* Begin Materials provided *
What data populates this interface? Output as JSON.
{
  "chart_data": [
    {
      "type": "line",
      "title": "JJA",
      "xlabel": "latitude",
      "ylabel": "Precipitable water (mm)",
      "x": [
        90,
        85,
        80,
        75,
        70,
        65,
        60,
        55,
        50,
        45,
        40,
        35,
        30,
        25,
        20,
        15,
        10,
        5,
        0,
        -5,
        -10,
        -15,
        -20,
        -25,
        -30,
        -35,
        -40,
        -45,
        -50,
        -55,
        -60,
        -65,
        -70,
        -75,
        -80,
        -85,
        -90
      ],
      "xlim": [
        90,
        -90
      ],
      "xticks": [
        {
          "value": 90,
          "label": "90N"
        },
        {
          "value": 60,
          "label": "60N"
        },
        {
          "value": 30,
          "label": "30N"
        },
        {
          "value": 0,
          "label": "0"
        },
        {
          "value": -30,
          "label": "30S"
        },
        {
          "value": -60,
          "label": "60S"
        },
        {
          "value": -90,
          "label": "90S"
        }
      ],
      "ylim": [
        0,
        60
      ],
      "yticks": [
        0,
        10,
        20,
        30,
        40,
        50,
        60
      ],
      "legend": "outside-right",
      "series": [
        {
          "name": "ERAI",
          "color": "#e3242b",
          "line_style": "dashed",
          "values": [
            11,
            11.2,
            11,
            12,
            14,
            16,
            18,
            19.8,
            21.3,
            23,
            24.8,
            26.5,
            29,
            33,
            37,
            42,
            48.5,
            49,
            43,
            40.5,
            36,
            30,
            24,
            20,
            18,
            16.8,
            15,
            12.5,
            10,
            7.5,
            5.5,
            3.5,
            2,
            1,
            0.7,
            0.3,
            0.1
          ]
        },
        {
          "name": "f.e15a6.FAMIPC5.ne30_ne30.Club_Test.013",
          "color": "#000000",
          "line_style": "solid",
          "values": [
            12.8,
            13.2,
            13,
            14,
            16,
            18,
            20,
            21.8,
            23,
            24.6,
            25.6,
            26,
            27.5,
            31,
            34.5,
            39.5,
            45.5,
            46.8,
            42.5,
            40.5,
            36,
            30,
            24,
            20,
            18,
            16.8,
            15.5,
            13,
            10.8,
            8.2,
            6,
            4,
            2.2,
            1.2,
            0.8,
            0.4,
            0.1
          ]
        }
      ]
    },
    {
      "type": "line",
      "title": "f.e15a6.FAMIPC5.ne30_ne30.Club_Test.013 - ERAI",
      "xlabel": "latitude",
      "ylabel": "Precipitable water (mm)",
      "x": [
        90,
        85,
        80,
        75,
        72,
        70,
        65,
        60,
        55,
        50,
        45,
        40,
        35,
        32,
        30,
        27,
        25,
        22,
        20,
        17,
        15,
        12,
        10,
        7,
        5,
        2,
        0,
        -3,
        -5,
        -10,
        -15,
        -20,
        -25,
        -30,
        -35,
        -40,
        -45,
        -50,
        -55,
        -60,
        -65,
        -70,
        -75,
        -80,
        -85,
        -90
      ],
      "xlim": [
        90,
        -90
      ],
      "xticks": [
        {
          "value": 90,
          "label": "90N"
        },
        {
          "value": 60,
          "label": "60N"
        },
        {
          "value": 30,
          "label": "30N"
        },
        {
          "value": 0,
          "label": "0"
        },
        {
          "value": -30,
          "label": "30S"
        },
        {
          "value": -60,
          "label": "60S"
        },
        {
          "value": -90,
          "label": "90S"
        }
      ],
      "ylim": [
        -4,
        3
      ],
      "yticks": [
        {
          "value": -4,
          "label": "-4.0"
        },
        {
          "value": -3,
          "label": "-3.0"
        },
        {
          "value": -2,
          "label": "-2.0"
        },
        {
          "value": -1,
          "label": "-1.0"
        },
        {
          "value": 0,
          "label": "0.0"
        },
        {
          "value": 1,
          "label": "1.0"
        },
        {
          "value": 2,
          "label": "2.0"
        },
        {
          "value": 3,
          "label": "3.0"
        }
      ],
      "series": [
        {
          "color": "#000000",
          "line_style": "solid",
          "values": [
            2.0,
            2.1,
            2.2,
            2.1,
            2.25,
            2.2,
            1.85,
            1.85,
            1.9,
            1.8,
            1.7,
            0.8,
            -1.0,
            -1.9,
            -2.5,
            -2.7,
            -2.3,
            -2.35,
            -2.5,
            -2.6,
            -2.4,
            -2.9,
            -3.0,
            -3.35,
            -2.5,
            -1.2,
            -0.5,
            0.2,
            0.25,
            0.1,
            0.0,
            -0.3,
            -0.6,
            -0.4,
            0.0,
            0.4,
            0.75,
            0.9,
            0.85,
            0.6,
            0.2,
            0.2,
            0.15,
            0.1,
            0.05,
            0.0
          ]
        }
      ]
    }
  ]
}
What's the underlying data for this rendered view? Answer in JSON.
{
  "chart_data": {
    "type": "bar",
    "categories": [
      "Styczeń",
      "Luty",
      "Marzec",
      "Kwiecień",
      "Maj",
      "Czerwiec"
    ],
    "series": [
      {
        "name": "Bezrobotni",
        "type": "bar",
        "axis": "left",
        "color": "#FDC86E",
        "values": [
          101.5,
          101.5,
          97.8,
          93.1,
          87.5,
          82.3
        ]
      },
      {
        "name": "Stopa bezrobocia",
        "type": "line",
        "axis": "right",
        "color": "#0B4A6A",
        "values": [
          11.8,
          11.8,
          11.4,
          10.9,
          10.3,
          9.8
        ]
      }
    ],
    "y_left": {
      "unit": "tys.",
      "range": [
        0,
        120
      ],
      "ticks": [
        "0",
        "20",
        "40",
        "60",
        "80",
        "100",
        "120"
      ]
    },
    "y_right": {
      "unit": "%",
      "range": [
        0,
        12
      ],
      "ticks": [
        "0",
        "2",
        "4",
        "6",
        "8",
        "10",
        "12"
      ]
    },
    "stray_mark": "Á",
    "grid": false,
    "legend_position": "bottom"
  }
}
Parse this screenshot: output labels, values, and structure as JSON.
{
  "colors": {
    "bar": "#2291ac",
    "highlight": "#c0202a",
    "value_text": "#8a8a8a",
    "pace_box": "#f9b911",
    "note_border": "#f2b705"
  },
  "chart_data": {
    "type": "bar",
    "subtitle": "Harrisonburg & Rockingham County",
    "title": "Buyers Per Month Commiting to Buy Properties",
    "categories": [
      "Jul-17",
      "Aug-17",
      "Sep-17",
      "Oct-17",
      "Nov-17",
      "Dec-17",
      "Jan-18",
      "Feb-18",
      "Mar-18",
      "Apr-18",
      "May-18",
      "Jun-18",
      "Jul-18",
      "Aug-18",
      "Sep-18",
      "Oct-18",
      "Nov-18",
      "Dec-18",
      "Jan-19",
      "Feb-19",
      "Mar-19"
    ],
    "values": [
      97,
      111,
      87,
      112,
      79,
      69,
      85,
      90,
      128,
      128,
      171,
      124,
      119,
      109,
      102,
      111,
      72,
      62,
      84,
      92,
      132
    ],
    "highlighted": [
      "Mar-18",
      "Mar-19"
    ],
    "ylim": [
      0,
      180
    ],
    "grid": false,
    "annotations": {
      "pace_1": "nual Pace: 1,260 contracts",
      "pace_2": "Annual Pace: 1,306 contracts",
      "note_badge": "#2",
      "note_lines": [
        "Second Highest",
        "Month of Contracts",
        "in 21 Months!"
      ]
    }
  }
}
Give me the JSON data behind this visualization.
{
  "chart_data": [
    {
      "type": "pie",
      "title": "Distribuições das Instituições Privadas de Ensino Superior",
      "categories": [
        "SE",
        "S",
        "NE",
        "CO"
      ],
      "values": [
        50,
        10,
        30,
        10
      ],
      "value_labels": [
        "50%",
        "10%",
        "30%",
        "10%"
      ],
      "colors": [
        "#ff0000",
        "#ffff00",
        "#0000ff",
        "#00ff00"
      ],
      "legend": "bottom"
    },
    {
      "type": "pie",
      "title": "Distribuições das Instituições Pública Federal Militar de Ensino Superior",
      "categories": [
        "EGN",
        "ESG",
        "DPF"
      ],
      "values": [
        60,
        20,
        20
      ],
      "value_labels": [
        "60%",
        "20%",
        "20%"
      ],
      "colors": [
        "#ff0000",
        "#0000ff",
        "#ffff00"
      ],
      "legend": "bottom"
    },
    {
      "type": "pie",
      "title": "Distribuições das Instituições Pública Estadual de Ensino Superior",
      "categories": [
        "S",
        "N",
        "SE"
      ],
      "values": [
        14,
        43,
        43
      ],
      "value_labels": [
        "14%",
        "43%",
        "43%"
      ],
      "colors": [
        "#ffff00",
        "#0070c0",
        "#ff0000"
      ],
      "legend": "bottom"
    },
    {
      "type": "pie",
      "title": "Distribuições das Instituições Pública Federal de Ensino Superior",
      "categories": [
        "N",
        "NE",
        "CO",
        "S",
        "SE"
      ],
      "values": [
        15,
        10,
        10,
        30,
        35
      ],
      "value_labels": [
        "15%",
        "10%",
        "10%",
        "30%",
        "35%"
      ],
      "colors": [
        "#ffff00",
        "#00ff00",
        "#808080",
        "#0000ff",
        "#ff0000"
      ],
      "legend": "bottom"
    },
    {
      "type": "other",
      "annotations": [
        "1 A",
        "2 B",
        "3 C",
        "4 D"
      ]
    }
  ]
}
* End Materials provided *
What is required ->
Pull every line containing the word "Federal" out of the entries above.

Result below ->
      "title": "Distribuições das Instituições Pública Federal Militar de Ensino Superior",
      "title": "Distribuições das Instituições Pública Federal de Ensino Superior",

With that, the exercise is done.